◆ THE PROBLEM
Output every record below exactly as it appears.

◆ DATA EXTRACT
# # # # #

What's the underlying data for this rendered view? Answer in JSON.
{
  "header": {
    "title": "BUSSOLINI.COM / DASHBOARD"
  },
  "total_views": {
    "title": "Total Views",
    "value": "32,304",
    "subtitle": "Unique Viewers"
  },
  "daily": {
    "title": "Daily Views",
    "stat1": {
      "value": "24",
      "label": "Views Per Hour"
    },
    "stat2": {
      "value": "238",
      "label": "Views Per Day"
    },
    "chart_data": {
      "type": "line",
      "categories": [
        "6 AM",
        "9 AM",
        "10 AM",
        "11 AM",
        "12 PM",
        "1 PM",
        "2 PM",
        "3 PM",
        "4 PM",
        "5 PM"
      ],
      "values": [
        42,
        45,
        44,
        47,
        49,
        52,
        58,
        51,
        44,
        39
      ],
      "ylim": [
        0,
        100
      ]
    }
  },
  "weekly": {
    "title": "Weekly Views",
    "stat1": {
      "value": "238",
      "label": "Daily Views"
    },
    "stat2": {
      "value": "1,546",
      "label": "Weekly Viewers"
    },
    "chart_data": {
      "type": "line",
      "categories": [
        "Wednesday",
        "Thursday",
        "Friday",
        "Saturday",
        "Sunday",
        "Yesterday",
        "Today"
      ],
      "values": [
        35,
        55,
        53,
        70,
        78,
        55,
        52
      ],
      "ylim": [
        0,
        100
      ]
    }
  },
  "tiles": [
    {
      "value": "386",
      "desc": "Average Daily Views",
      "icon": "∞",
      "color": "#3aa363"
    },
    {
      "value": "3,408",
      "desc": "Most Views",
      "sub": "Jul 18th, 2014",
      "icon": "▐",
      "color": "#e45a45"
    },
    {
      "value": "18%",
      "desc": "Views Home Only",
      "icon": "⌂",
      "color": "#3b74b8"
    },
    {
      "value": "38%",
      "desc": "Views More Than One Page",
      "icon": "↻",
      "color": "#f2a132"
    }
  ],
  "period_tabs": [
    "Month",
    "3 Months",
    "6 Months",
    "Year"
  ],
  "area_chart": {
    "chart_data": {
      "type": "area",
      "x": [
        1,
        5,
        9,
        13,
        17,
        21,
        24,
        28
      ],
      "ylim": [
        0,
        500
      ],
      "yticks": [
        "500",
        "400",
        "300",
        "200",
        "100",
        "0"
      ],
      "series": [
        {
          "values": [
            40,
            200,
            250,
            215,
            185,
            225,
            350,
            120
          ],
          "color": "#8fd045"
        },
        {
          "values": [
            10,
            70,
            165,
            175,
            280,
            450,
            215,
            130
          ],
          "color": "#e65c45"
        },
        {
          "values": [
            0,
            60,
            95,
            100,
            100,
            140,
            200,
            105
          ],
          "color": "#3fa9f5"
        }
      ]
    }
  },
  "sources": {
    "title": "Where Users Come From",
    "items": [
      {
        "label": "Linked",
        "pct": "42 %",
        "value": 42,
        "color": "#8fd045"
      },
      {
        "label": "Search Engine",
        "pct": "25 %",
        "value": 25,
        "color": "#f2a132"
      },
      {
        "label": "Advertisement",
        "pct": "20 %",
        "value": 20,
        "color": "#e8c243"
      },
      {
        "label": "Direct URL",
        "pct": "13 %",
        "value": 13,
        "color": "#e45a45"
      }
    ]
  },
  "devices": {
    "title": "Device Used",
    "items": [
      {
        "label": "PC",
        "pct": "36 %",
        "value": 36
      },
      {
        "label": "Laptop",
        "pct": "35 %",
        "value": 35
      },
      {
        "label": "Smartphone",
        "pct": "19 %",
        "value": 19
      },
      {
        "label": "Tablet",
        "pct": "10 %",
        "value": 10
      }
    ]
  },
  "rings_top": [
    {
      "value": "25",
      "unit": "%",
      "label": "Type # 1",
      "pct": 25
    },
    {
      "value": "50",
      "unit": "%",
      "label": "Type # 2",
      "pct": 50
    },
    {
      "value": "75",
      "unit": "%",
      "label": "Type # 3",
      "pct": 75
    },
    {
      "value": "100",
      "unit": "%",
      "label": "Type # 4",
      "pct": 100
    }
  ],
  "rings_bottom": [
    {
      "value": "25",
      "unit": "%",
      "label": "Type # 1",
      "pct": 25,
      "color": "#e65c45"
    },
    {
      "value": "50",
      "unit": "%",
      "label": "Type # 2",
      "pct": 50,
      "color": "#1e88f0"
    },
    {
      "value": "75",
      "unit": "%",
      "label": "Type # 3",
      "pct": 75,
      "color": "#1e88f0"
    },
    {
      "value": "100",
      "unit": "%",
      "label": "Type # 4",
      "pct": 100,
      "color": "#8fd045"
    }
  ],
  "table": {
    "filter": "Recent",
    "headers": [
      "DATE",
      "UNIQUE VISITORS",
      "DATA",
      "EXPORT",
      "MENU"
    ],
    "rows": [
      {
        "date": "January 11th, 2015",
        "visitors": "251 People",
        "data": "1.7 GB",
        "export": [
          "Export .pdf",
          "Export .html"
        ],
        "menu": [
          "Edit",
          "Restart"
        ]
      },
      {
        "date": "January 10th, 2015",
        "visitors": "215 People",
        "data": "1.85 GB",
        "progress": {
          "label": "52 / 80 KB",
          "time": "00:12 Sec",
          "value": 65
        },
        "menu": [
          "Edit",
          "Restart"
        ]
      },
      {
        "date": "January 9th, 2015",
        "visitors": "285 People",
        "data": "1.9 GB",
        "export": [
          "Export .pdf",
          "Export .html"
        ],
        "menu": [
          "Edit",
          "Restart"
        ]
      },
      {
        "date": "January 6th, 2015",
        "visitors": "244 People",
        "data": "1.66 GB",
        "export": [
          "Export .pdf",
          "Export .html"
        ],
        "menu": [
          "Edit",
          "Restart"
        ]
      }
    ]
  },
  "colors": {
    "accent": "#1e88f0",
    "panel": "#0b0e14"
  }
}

# # # # #

◆ REPLY TO THE TASK
What's the underlying data for this rendered view? Answer in JSON.
{
  "header": {
    "title": "BUSSOLINI.COM / DASHBOARD"
  },
  "total_views": {
    "title": "Total Views",
    "value": "32,304",
    "subtitle": "Unique Viewers"
  },
  "daily": {
    "title": "Daily Views",
    "stat1": {
      "value": "24",
      "label": "Views Per Hour"
    },
    "stat2": {
      "value": "238",
      "label": "Views Per Day"
    },
    "chart_data": {
      "type": "line",
      "categories": [
        "6 AM",
        "9 AM",
        "10 AM",
        "11 AM",
        "12 PM",
        "1 PM",
        "2 PM",
        "3 PM",
        "4 PM",
        "5 PM"
      ],
      "values": [
        42,
        45,
        44,
        47,
        49,
        52,
        58,
        51,
        44,
        39
      ],
      "ylim": [
        0,
        100
      ]
    }
  },
  "weekly": {
    "title": "Weekly Views",
    "stat1": {
      "value": "238",
      "label": "Daily Views"
    },
    "stat2": {
      "value": "1,546",
      "label": "Weekly Viewers"
    },
    "chart_data": {
      "type": "line",
      "categories": [
        "Wednesday",
        "Thursday",
        "Friday",
        "Saturday",
        "Sunday",
        "Yesterday",
        "Today"
      ],
      "values": [
        35,
        55,
        53,
        70,
        78,
        55,
        52
      ],
      "ylim": [
        0,
        100
      ]
    }
  },
  "tiles": [
    {
      "value": "386",
      "desc": "Average Daily Views",
      "icon": "∞",
      "color": "#3aa363"
    },
    {
      "value": "3,408",
      "desc": "Most Views",
      "sub": "Jul 18th, 2014",
      "icon": "▐",
      "color": "#e45a45"
    },
    {
      "value": "18%",
      "desc": "Views Home Only",
      "icon": "⌂",
      "color": "#3b74b8"
    },
    {
      "value": "38%",
      "desc": "Views More Than One Page",
      "icon": "↻",
      "color": "#f2a132"
    }
  ],
  "period_tabs": [
    "Month",
    "3 Months",
    "6 Months",
    "Year"
  ],
  "area_chart": {
    "chart_data": {
      "type": "area",
      "x": [
        1,
        5,
        9,
        13,
        17,
        21,
        24,
        28
      ],
      "ylim": [
        0,
        500
      ],
      "yticks": [
        "500",
        "400",
        "300",
        "200",
        "100",
        "0"
      ],
      "series": [
        {
          "values": [
            40,
            200,
            250,
            215,
            185,
            225,
            350,
            120
          ],
          "color": "#8fd045"
        },
        {
          "values": [
            10,
            70,
            165,
            175,
            280,
            450,
            215,
            130
          ],
          "color": "#e65c45"
        },
        {
          "values": [
            0,
            60,
            95,
            100,
            100,
            140,
            200,
            105
          ],
          "color": "#3fa9f5"
        }
      ]
    }
  },
  "sources": {
    "title": "Where Users Come From",
    "items": [
      {
        "label": "Linked",
        "pct": "42 %",
        "value": 42,
        "color": "#8fd045"
      },
      {
        "label": "Search Engine",
        "pct": "25 %",
        "value": 25,
        "color": "#f2a132"
      },
      {
        "label": "Advertisement",
        "pct": "20 %",
        "value": 20,
        "color": "#e8c243"
      },
      {
        "label": "Direct URL",
        "pct": "13 %",
        "value": 13,
        "color": "#e45a45"
      }
    ]
  },
  "devices": {
    "title": "Device Used",
    "items": [
      {
        "label": "PC",
        "pct": "36 %",
        "value": 36
      },
      {
        "label": "Laptop",
        "pct": "35 %",
        "value": 35
      },
      {
        "label": "Smartphone",
        "pct": "19 %",
        "value": 19
      },
      {
        "label": "Tablet",
        "pct": "10 %",
        "value": 10
      }
    ]
  },
  "rings_top": [
    {
      "value": "25",
      "unit": "%",
      "label": "Type # 1",
      "pct": 25
    },
    {
      "value": "50",
      "unit": "%",
      "label": "Type # 2",
      "pct": 50
    },
    {
      "value": "75",
      "unit": "%",
      "label": "Type # 3",
      "pct": 75
    },
    {
      "value": "100",
      "unit": "%",
      "label": "Type # 4",
      "pct": 100
    }
  ],
  "rings_bottom": [
    {
      "value": "25",
      "unit": "%",
      "label": "Type # 1",
      "pct": 25,
      "color": "#e65c45"
    },
    {
      "value": "50",
      "unit": "%",
      "label": "Type # 2",
      "pct": 50,
      "color": "#1e88f0"
    },
    {
      "value": "75",
      "unit": "%",
      "label": "Type # 3",
      "pct": 75,
      "color": "#1e88f0"
    },
    {
      "value": "100",
      "unit": "%",
      "label": "Type # 4",
      "pct": 100,
      "color": "#8fd045"
    }
  ],
  "table": {
    "filter": "Recent",
    "headers": [
      "DATE",
      "UNIQUE VISITORS",
      "DATA",
      "EXPORT",
      "MENU"
    ],
    "rows": [
      {
        "date": "January 11th, 2015",
        "visitors": "251 People",
        "data": "1.7 GB",
        "export": [
          "Export .pdf",
          "Export .html"
        ],
        "menu": [
          "Edit",
          "Restart"
        ]
      },
      {
        "date": "January 10th, 2015",
        "visitors": "215 People",
        "data": "1.85 GB",
        "progress": {
          "label": "52 / 80 KB",
          "time": "00:12 Sec",
          "value": 65
        },
        "menu": [
          "Edit",
          "Restart"
        ]
      },
      {
        "date": "January 9th, 2015",
        "visitors": "285 People",
        "data": "1.9 GB",
        "export": [
          "Export .pdf",
          "Export .html"
        ],
        "menu": [
          "Edit",
          "Restart"
        ]
      },
      {
        "date": "January 6th, 2015",
        "visitors": "244 People",
        "data": "1.66 GB",
        "export": [
          "Export .pdf",
          "Export .html"
        ],
        "menu": [
          "Edit",
          "Restart"
        ]
      }
    ]
  },
  "colors": {
    "accent": "#1e88f0",
    "panel": "#0b0e14"
  }
}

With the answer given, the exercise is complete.